**Exercise data**
....

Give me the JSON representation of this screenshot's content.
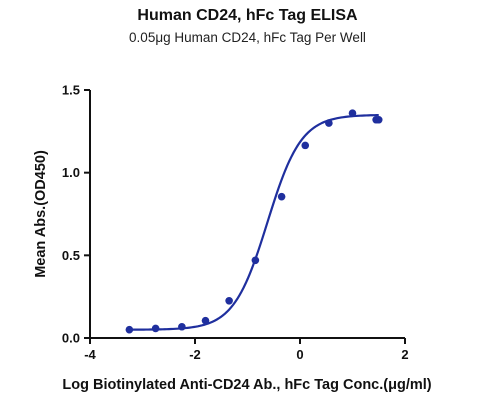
{
  "chart_data": {
    "type": "scatter",
    "title": "Human CD24, hFc Tag ELISA",
    "subtitle": "0.05μg Human CD24, hFc Tag Per Well",
    "xlabel": "Log Biotinylated Anti-CD24 Ab., hFc Tag Conc.(μg/ml)",
    "ylabel": "Mean Abs.(OD450)",
    "xlim": [
      -4,
      2
    ],
    "ylim": [
      0,
      1.5
    ],
    "xticks": [
      -4,
      -2,
      0,
      2
    ],
    "yticks": [
      0.0,
      0.5,
      1.0,
      1.5
    ],
    "xtick_labels": [
      "-4",
      "-2",
      "0",
      "2"
    ],
    "ytick_labels": [
      "0.0",
      "0.5",
      "1.0",
      "1.5"
    ],
    "grid": false,
    "series": [
      {
        "x": [
          -3.25,
          -2.75,
          -2.25,
          -1.8,
          -1.35,
          -0.85,
          -0.35,
          0.1,
          0.55,
          1.0,
          1.45,
          1.5
        ],
        "y": [
          0.05,
          0.058,
          0.068,
          0.105,
          0.225,
          0.47,
          0.855,
          1.165,
          1.3,
          1.36,
          1.32,
          1.32
        ],
        "color": "#1f2f9e"
      }
    ],
    "fit_curve": {
      "model": "4PL",
      "bottom": 0.05,
      "top": 1.35,
      "log_ec50": -0.62,
      "hill": 1.35,
      "x_range": [
        -3.25,
        1.5
      ],
      "color": "#1f2f9e"
    }
  }
}
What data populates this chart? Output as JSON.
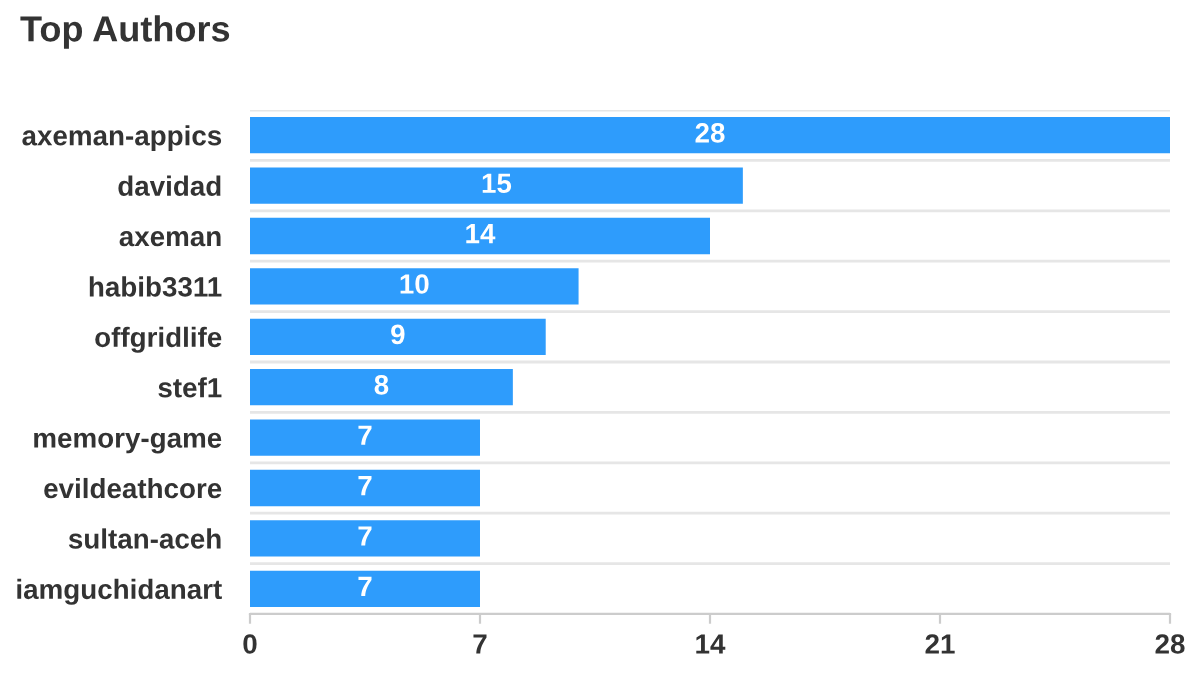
{
  "chart_data": {
    "type": "bar",
    "title": "Top Authors",
    "orientation": "horizontal",
    "categories": [
      "axeman-appics",
      "davidad",
      "axeman",
      "habib3311",
      "offgridlife",
      "stef1",
      "memory-game",
      "evildeathcore",
      "sultan-aceh",
      "iamguchidanart"
    ],
    "values": [
      28,
      15,
      14,
      10,
      9,
      8,
      7,
      7,
      7,
      7
    ],
    "color": "#2e9cfc",
    "xlim": [
      0,
      28
    ],
    "xticks": [
      0,
      7,
      14,
      21,
      28
    ],
    "grid": "y",
    "data_labels": true
  }
}
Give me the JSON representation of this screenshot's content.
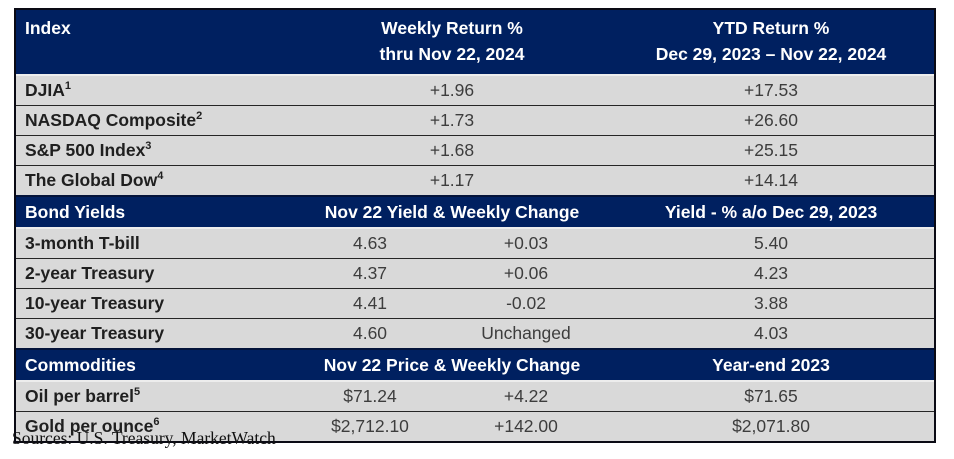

....

**Exercise brief**
From start to finish, output the listing exactly, but omit its pictures.

**Exercise answer**
Give me the JSON representation of this screenshot's content.
{
  "chart_data": {
    "type": "scatter",
    "title": "Human CD24, hFc Tag ELISA",
    "subtitle": "0.05μg Human CD24, hFc Tag Per Well",
    "xlabel": "Log Biotinylated Anti-CD24 Ab., hFc Tag Conc.(μg/ml)",
    "ylabel": "Mean Abs.(OD450)",
    "xlim": [
      -4,
      2
    ],
    "ylim": [
      0,
      1.5
    ],
    "xticks": [
      -4,
      -2,
      0,
      2
    ],
    "yticks": [
      0.0,
      0.5,
      1.0,
      1.5
    ],
    "xtick_labels": [
      "-4",
      "-2",
      "0",
      "2"
    ],
    "ytick_labels": [
      "0.0",
      "0.5",
      "1.0",
      "1.5"
    ],
    "grid": false,
    "series": [
      {
        "x": [
          -3.25,
          -2.75,
          -2.25,
          -1.8,
          -1.35,
          -0.85,
          -0.35,
          0.1,
          0.55,
          1.0,
          1.45,
          1.5
        ],
        "y": [
          0.05,
          0.058,
          0.068,
          0.105,
          0.225,
          0.47,
          0.855,
          1.165,
          1.3,
          1.36,
          1.32,
          1.32
        ],
        "color": "#1f2f9e"
      }
    ],
    "fit_curve": {
      "model": "4PL",
      "bottom": 0.05,
      "top": 1.35,
      "log_ec50": -0.62,
      "hill": 1.35,
      "x_range": [
        -3.25,
        1.5
      ],
      "color": "#1f2f9e"
    }
  }
}
What data populates this chart? Output as JSON.
{
  "chart_data": {
    "type": "bar",
    "title": "Top Authors",
    "orientation": "horizontal",
    "categories": [
      "axeman-appics",
      "davidad",
      "axeman",
      "habib3311",
      "offgridlife",
      "stef1",
      "memory-game",
      "evildeathcore",
      "sultan-aceh",
      "iamguchidanart"
    ],
    "values": [
      28,
      15,
      14,
      10,
      9,
      8,
      7,
      7,
      7,
      7
    ],
    "color": "#2e9cfc",
    "xlim": [
      0,
      28
    ],
    "xticks": [
      0,
      7,
      14,
      21,
      28
    ],
    "grid": "y",
    "data_labels": true
  }
}
Give me the JSON representation of this screenshot's content.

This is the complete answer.